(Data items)
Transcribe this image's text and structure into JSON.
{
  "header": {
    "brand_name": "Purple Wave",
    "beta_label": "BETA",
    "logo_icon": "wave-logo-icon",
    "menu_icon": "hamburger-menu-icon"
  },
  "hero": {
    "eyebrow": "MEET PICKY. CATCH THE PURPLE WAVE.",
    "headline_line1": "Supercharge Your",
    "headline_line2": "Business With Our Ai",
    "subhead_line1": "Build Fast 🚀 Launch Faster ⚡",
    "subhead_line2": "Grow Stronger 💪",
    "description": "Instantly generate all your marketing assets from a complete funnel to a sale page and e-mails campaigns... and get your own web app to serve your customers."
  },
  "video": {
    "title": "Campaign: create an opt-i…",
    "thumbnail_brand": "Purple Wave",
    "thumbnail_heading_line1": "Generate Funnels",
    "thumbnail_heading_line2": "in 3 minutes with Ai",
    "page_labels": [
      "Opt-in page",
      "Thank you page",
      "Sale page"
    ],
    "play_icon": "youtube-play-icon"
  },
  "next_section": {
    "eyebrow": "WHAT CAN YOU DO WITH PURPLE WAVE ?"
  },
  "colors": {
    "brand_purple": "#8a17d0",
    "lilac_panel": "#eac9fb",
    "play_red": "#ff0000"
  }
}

# Task objective:
Using the listing above, retype each line exactly.

# Correct response:
Transcribe this image's text and structure into JSON.
{
  "header": {
    "brand_name": "Purple Wave",
    "beta_label": "BETA",
    "logo_icon": "wave-logo-icon",
    "menu_icon": "hamburger-menu-icon"
  },
  "hero": {
    "eyebrow": "MEET PICKY. CATCH THE PURPLE WAVE.",
    "headline_line1": "Supercharge Your",
    "headline_line2": "Business With Our Ai",
    "subhead_line1": "Build Fast 🚀 Launch Faster ⚡",
    "subhead_line2": "Grow Stronger 💪",
    "description": "Instantly generate all your marketing assets from a complete funnel to a sale page and e-mails campaigns... and get your own web app to serve your customers."
  },
  "video": {
    "title": "Campaign: create an opt-i…",
    "thumbnail_brand": "Purple Wave",
    "thumbnail_heading_line1": "Generate Funnels",
    "thumbnail_heading_line2": "in 3 minutes with Ai",
    "page_labels": [
      "Opt-in page",
      "Thank you page",
      "Sale page"
    ],
    "play_icon": "youtube-play-icon"
  },
  "next_section": {
    "eyebrow": "WHAT CAN YOU DO WITH PURPLE WAVE ?"
  },
  "colors": {
    "brand_purple": "#8a17d0",
    "lilac_panel": "#eac9fb",
    "play_red": "#ff0000"
  }
}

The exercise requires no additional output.